--- BEGIN Records provided ---

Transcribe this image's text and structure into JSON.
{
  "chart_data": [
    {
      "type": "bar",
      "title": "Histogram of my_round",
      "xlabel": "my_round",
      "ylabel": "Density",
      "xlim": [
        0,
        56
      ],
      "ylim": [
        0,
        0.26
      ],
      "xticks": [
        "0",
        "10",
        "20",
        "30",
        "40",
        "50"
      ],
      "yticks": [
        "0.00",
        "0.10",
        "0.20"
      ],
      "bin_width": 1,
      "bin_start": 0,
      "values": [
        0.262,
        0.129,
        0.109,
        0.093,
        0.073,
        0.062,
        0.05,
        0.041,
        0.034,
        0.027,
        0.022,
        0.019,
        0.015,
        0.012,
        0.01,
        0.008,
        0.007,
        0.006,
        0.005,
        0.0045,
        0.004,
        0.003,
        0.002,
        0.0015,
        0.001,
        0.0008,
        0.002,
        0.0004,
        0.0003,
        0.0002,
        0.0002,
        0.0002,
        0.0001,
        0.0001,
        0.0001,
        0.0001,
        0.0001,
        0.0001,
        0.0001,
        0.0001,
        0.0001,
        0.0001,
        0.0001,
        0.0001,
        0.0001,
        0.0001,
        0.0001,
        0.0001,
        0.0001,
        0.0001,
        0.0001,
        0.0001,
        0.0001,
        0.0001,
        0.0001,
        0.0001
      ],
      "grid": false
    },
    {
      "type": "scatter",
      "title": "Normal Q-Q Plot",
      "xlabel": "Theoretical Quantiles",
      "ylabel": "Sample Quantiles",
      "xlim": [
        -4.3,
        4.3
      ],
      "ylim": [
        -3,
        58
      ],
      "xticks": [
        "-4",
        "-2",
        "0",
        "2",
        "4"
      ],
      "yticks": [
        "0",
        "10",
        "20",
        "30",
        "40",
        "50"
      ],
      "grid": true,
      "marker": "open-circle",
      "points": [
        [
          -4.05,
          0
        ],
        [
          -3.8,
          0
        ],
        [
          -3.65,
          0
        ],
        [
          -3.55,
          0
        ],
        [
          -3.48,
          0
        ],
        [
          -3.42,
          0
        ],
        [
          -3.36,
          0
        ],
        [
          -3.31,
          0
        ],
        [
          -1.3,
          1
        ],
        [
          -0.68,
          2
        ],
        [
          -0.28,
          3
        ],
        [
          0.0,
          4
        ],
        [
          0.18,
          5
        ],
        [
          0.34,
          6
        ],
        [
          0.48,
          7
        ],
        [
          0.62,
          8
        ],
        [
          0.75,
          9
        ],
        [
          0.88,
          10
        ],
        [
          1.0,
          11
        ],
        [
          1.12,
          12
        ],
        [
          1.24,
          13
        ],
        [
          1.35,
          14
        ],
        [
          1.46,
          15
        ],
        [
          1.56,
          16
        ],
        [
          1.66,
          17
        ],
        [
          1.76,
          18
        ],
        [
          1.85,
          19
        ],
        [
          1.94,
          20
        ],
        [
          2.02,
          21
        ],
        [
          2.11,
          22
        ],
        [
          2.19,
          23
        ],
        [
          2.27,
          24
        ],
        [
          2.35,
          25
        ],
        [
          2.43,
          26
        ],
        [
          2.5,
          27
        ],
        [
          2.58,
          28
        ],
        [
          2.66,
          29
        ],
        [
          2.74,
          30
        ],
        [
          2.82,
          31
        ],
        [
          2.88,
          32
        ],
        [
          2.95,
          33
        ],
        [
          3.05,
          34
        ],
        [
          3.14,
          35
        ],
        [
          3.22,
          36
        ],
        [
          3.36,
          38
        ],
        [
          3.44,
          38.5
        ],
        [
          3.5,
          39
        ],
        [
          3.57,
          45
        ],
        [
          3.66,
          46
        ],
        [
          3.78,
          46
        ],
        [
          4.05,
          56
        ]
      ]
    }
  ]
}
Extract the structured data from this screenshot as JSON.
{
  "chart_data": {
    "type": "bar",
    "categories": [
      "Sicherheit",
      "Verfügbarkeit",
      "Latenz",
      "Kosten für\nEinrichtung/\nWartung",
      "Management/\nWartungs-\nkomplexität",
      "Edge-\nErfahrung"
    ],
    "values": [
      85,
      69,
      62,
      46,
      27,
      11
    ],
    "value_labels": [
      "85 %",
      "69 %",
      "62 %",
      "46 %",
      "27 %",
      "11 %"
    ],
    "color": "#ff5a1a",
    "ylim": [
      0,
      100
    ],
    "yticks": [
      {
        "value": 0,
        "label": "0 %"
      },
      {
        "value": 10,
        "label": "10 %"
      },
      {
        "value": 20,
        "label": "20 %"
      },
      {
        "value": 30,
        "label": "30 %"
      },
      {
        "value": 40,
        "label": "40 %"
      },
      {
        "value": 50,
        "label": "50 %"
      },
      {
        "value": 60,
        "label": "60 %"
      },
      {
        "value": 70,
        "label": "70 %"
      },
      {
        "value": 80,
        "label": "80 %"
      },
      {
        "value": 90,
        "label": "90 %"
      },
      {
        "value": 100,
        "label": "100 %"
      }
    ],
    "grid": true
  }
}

--- END Records provided ---

Exercise description: Every line of the listing that holds "title" should be found and copied.

The output:
      "title": "Histogram of my_round",
      "title": "Normal Q-Q Plot",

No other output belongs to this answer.